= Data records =
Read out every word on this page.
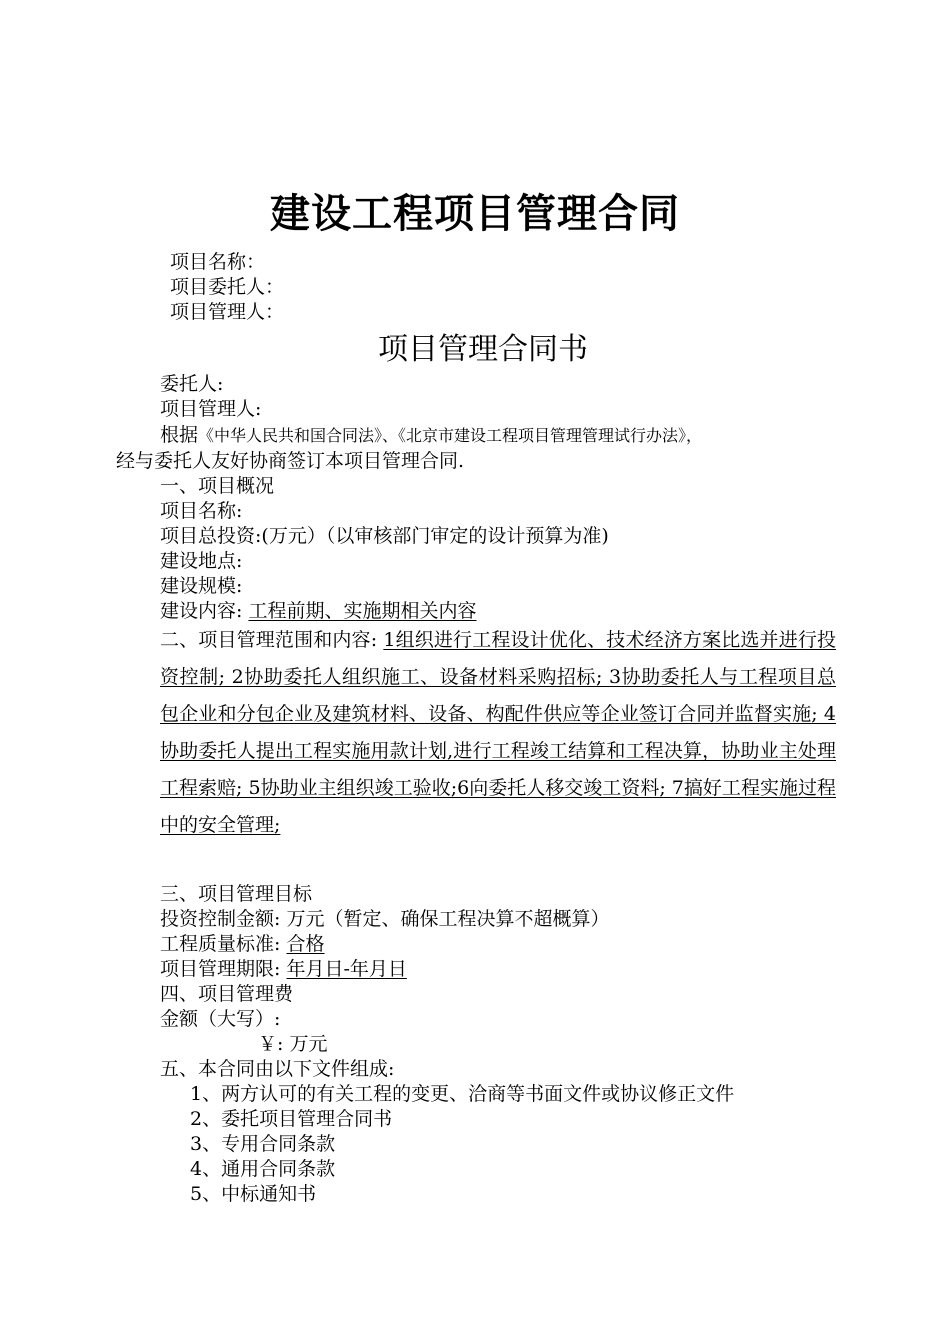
建设工程项目管理合同
项目名称：
项目委托人：
项目管理人：
项目管理合同书
委托人:
项目管理人:
根据《中华人民共和国合同法》、《北京市建设工程项目管理管理试行办法》，
经与委托人友好协商签订本项目管理合同.
一、项目概况
项目名称:
项目总投资:(万元）（以审核部门审定的设计预算为准)
建设地点:
建设规模:
建设内容: 工程前期、实施期相关内容
二、项目管理范围和内容: 1组织进行工程设计优化、技术经济方案比选并进行投资控制; 2协助委托人组织施工、设备材料采购招标; 3协助委托人与工程项目总包企业和分包企业及建筑材料、设备、构配件供应等企业签订合同并监督实施; 4协助委托人提出工程实施用款计划,进行工程竣工结算和工程决算，协助业主处理工程索赔; 5协助业主组织竣工验收;6向委托人移交竣工资料; 7搞好工程实施过程中的安全管理;
三、项目管理目标
投资控制金额: 万元（暂定、确保工程决算不超概算）
工程质量标准: 合格
项目管理期限: 年月日-年月日
四、项目管理费
金额（大写）:
￥: 万元
五、本合同由以下文件组成:
1、两方认可的有关工程的变更、洽商等书面文件或协议修正文件
2、委托项目管理合同书
3、专用合同条款
4、通用合同条款
5、中标通知书
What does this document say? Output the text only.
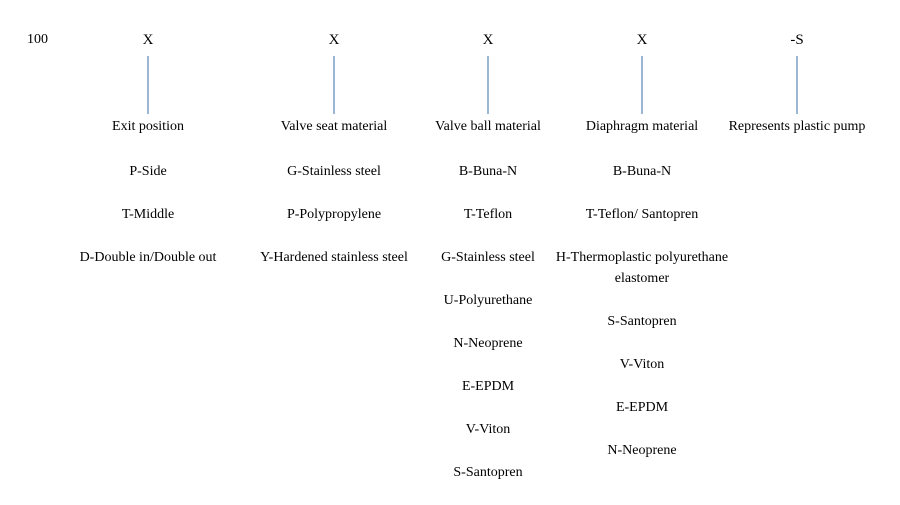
100	X
Exit position
P-Side
T-Middle
D-Double in/Double out
X
Valve seat material
G-Stainless steel
P-Polypropylene
Y-Hardened stainless steel
X
Valve ball material
B-Buna-N
T-Teflon
G-Stainless steel
U-Polyurethane
N-Neoprene
E-EPDM
V-Viton
S-Santopren
X
Diaphragm material
B-Buna-N
T-Teflon/ Santopren
H-Thermoplastic polyurethane elastomer
S-Santopren
V-Viton
E-EPDM
N-Neoprene
-S
Represents plastic pump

= What you need to do =
Return all lines of the material above in which the word "Valve" occurs.

= The answer =
Valve seat material
Valve ball material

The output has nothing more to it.